Return a copy of each line that holds the string "name".

*Stored data*
⁂

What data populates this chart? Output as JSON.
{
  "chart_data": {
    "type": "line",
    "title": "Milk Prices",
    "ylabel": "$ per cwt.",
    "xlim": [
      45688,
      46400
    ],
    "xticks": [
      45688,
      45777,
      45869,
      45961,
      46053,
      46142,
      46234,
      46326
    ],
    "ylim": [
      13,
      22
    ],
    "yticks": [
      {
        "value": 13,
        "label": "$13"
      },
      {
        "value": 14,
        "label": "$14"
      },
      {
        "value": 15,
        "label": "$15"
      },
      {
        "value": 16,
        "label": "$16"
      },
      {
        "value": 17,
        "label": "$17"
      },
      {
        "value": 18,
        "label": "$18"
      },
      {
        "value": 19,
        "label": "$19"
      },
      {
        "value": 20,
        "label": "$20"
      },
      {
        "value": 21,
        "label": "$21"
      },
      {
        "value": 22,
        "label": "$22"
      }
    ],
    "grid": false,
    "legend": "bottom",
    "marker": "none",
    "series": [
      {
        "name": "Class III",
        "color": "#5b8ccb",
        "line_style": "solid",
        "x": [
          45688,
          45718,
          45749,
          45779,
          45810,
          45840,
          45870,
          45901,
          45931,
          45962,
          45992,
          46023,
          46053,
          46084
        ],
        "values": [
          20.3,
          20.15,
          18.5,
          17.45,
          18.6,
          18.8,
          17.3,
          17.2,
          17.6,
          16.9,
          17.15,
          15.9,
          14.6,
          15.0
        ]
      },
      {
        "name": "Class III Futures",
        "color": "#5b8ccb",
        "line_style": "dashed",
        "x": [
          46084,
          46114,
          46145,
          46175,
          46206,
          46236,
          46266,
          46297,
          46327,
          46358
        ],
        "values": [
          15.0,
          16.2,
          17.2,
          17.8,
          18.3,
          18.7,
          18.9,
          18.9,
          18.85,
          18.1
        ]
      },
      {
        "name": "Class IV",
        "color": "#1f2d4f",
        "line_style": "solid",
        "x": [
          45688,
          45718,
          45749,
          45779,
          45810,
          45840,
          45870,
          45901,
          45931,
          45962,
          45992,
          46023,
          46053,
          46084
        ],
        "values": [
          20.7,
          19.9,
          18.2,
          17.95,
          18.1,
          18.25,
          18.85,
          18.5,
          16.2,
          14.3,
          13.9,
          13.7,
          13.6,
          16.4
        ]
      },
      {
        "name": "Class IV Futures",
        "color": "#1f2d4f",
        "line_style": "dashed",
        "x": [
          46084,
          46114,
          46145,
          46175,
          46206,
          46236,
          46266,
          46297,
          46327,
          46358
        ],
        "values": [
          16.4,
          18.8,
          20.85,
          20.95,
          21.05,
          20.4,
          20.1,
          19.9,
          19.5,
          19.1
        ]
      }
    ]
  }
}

⁂

*TASK ANSWER*
        "name": "Class III",
        "name": "Class III Futures",
        "name": "Class IV",
        "name": "Class IV Futures",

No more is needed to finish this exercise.